• [STATED GOAL]
Quote the data below in full, minus the images.

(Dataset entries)
Begin

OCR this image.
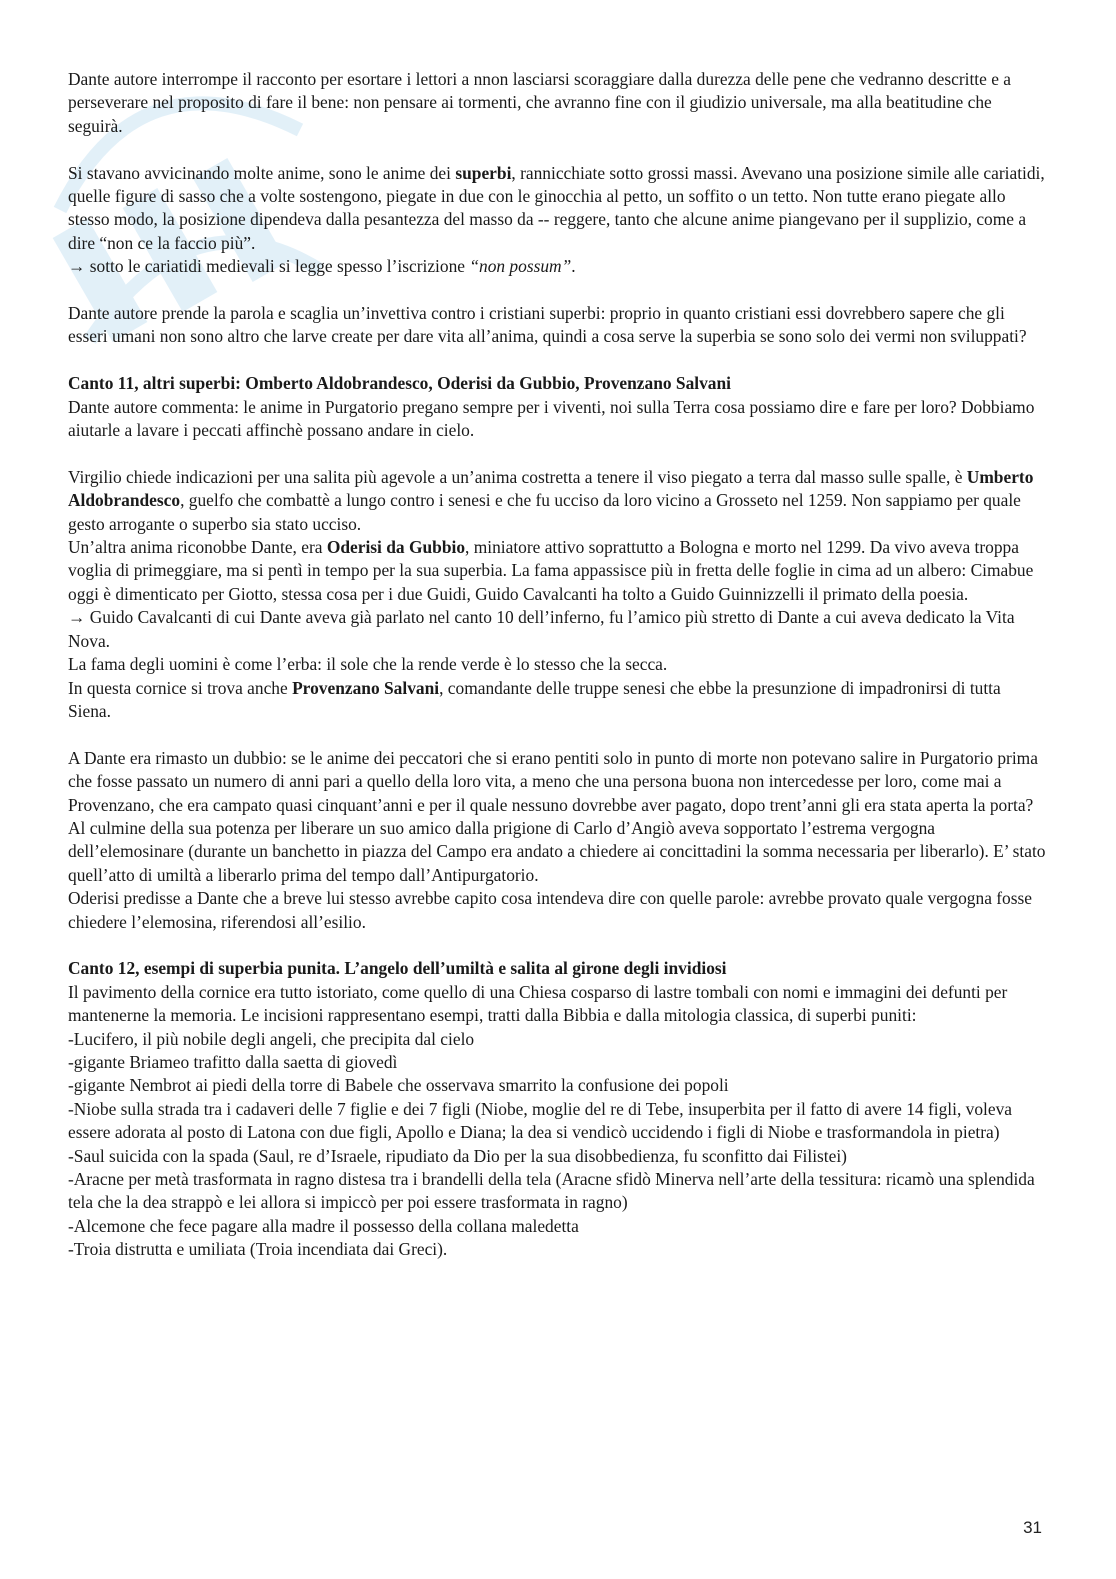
Dante autore interrompe il racconto per esortare i lettori a nnon lasciarsi scoraggiare dalla durezza delle pene che vedranno descritte e a perseverare nel proposito di fare il bene: non pensare ai tormenti, che avranno fine con il giudizio universale, ma alla beatitudine che seguirà.

Si stavano avvicinando molte anime, sono le anime dei superbi, rannicchiate sotto grossi massi. Avevano una posizione simile alle cariatidi, quelle figure di sasso che a volte sostengono, piegate in due con le ginocchia al petto, un soffito o un tetto. Non tutte erano piegate allo stesso modo, la posizione dipendeva dalla pesantezza del masso da -- reggere, tanto che alcune anime piangevano per il supplizio, come a dire “non ce la faccio più”.

→ sotto le cariatidi medievali si legge spesso l’iscrizione “non possum”.

Dante autore prende la parola e scaglia un’invettiva contro i cristiani superbi: proprio in quanto cristiani essi dovrebbero sapere che gli esseri umani non sono altro che larve create per dare vita all’anima, quindi a cosa serve la superbia se sono solo dei vermi non sviluppati?

Canto 11, altri superbi: Omberto Aldobrandesco, Oderisi da Gubbio, Provenzano Salvani

Dante autore commenta: le anime in Purgatorio pregano sempre per i viventi, noi sulla Terra cosa possiamo dire e fare per loro? Dobbiamo aiutarle a lavare i peccati affinchè possano andare in cielo.

Virgilio chiede indicazioni per una salita più agevole a un’anima costretta a tenere il viso piegato a terra dal masso sulle spalle, è Umberto Aldobrandesco, guelfo che combattè a lungo contro i senesi e che fu ucciso da loro vicino a Grosseto nel 1259. Non sappiamo per quale gesto arrogante o superbo sia stato ucciso.

Un’altra anima riconobbe Dante, era Oderisi da Gubbio, miniatore attivo soprattutto a Bologna e morto nel 1299. Da vivo aveva troppa voglia di primeggiare, ma si pentì in tempo per la sua superbia. La fama appassisce più in fretta delle foglie in cima ad un albero: Cimabue oggi è dimenticato per Giotto, stessa cosa per i due Guidi, Guido Cavalcanti ha tolto a Guido Guinnizzelli il primato della poesia.

→ Guido Cavalcanti di cui Dante aveva già parlato nel canto 10 dell’inferno, fu l’amico più stretto di Dante a cui aveva dedicato la Vita Nova.

La fama degli uomini è come l’erba: il sole che la rende verde è lo stesso che la secca.

In questa cornice si trova anche Provenzano Salvani, comandante delle truppe senesi che ebbe la presunzione di impadronirsi di tutta Siena.

A Dante era rimasto un dubbio: se le anime dei peccatori che si erano pentiti solo in punto di morte non potevano salire in Purgatorio prima che fosse passato un numero di anni pari a quello della loro vita, a meno che una persona buona non intercedesse per loro, come mai a Provenzano, che era campato quasi cinquant’anni e per il quale nessuno dovrebbe aver pagato, dopo trent’anni gli era stata aperta la porta? Al culmine della sua potenza per liberare un suo amico dalla prigione di Carlo d’Angiò aveva sopportato l’estrema vergogna dell’elemosinare (durante un banchetto in piazza del Campo era andato a chiedere ai concittadini la somma necessaria per liberarlo). E’ stato quell’atto di umiltà a liberarlo prima del tempo dall’Antipurgatorio.

Oderisi predisse a Dante che a breve lui stesso avrebbe capito cosa intendeva dire con quelle parole: avrebbe provato quale vergogna fosse chiedere l’elemosina, riferendosi all’esilio.

Canto 12, esempi di superbia punita. L’angelo dell’umiltà e salita al girone degli invidiosi

Il pavimento della cornice era tutto istoriato, come quello di una Chiesa cosparso di lastre tombali con nomi e immagini dei defunti per mantenerne la memoria. Le incisioni rappresentano esempi, tratti dalla Bibbia e dalla mitologia classica, di superbi puniti:

-Lucifero, il più nobile degli angeli, che precipita dal cielo

-gigante Briameo trafitto dalla saetta di giovedì

-gigante Nembrot ai piedi della torre di Babele che osservava smarrito la confusione dei popoli

-Niobe sulla strada tra i cadaveri delle 7 figlie e dei 7 figli (Niobe, moglie del re di Tebe, insuperbita per il fatto di avere 14 figli, voleva essere adorata al posto di Latona con due figli, Apollo e Diana; la dea si vendicò uccidendo i figli di Niobe e trasformandola in pietra)

-Saul suicida con la spada (Saul, re d’Israele, ripudiato da Dio per la sua disobbedienza, fu sconfitto dai Filistei)

-Aracne per metà trasformata in ragno distesa tra i brandelli della tela (Aracne sfidò Minerva nell’arte della tessitura: ricamò una splendida tela che la dea strappò e lei allora si impiccò per poi essere trasformata in ragno)

-Alcemone che fece pagare alla madre il possesso della collana maledetta

-Troia distrutta e umiliata (Troia incendiata dai Greci).

31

End

• [TASK RESPONSE]
OCR this image.
Dante autore interrompe il racconto per esortare i lettori a nnon lasciarsi scoraggiare dalla durezza delle pene che vedranno descritte e a perseverare nel proposito di fare il bene: non pensare ai tormenti, che avranno fine con il giudizio universale, ma alla beatitudine che seguirà.

Si stavano avvicinando molte anime, sono le anime dei superbi, rannicchiate sotto grossi massi. Avevano una posizione simile alle cariatidi, quelle figure di sasso che a volte sostengono, piegate in due con le ginocchia al petto, un soffito o un tetto. Non tutte erano piegate allo stesso modo, la posizione dipendeva dalla pesantezza del masso da -- reggere, tanto che alcune anime piangevano per il supplizio, come a dire “non ce la faccio più”.

→ sotto le cariatidi medievali si legge spesso l’iscrizione “non possum”.

Dante autore prende la parola e scaglia un’invettiva contro i cristiani superbi: proprio in quanto cristiani essi dovrebbero sapere che gli esseri umani non sono altro che larve create per dare vita all’anima, quindi a cosa serve la superbia se sono solo dei vermi non sviluppati?

Canto 11, altri superbi: Omberto Aldobrandesco, Oderisi da Gubbio, Provenzano Salvani

Dante autore commenta: le anime in Purgatorio pregano sempre per i viventi, noi sulla Terra cosa possiamo dire e fare per loro? Dobbiamo aiutarle a lavare i peccati affinchè possano andare in cielo.

Virgilio chiede indicazioni per una salita più agevole a un’anima costretta a tenere il viso piegato a terra dal masso sulle spalle, è Umberto Aldobrandesco, guelfo che combattè a lungo contro i senesi e che fu ucciso da loro vicino a Grosseto nel 1259. Non sappiamo per quale gesto arrogante o superbo sia stato ucciso.

Un’altra anima riconobbe Dante, era Oderisi da Gubbio, miniatore attivo soprattutto a Bologna e morto nel 1299. Da vivo aveva troppa voglia di primeggiare, ma si pentì in tempo per la sua superbia. La fama appassisce più in fretta delle foglie in cima ad un albero: Cimabue oggi è dimenticato per Giotto, stessa cosa per i due Guidi, Guido Cavalcanti ha tolto a Guido Guinnizzelli il primato della poesia.

→ Guido Cavalcanti di cui Dante aveva già parlato nel canto 10 dell’inferno, fu l’amico più stretto di Dante a cui aveva dedicato la Vita Nova.

La fama degli uomini è come l’erba: il sole che la rende verde è lo stesso che la secca.

In questa cornice si trova anche Provenzano Salvani, comandante delle truppe senesi che ebbe la presunzione di impadronirsi di tutta Siena.

A Dante era rimasto un dubbio: se le anime dei peccatori che si erano pentiti solo in punto di morte non potevano salire in Purgatorio prima che fosse passato un numero di anni pari a quello della loro vita, a meno che una persona buona non intercedesse per loro, come mai a Provenzano, che era campato quasi cinquant’anni e per il quale nessuno dovrebbe aver pagato, dopo trent’anni gli era stata aperta la porta? Al culmine della sua potenza per liberare un suo amico dalla prigione di Carlo d’Angiò aveva sopportato l’estrema vergogna dell’elemosinare (durante un banchetto in piazza del Campo era andato a chiedere ai concittadini la somma necessaria per liberarlo). E’ stato quell’atto di umiltà a liberarlo prima del tempo dall’Antipurgatorio.

Oderisi predisse a Dante che a breve lui stesso avrebbe capito cosa intendeva dire con quelle parole: avrebbe provato quale vergogna fosse chiedere l’elemosina, riferendosi all’esilio.

Canto 12, esempi di superbia punita. L’angelo dell’umiltà e salita al girone degli invidiosi

Il pavimento della cornice era tutto istoriato, come quello di una Chiesa cosparso di lastre tombali con nomi e immagini dei defunti per mantenerne la memoria. Le incisioni rappresentano esempi, tratti dalla Bibbia e dalla mitologia classica, di superbi puniti:

-Lucifero, il più nobile degli angeli, che precipita dal cielo

-gigante Briameo trafitto dalla saetta di giovedì

-gigante Nembrot ai piedi della torre di Babele che osservava smarrito la confusione dei popoli

-Niobe sulla strada tra i cadaveri delle 7 figlie e dei 7 figli (Niobe, moglie del re di Tebe, insuperbita per il fatto di avere 14 figli, voleva essere adorata al posto di Latona con due figli, Apollo e Diana; la dea si vendicò uccidendo i figli di Niobe e trasformandola in pietra)

-Saul suicida con la spada (Saul, re d’Israele, ripudiato da Dio per la sua disobbedienza, fu sconfitto dai Filistei)

-Aracne per metà trasformata in ragno distesa tra i brandelli della tela (Aracne sfidò Minerva nell’arte della tessitura: ricamò una splendida tela che la dea strappò e lei allora si impiccò per poi essere trasformata in ragno)

-Alcemone che fece pagare alla madre il possesso della collana maledetta

-Troia distrutta e umiliata (Troia incendiata dai Greci).

31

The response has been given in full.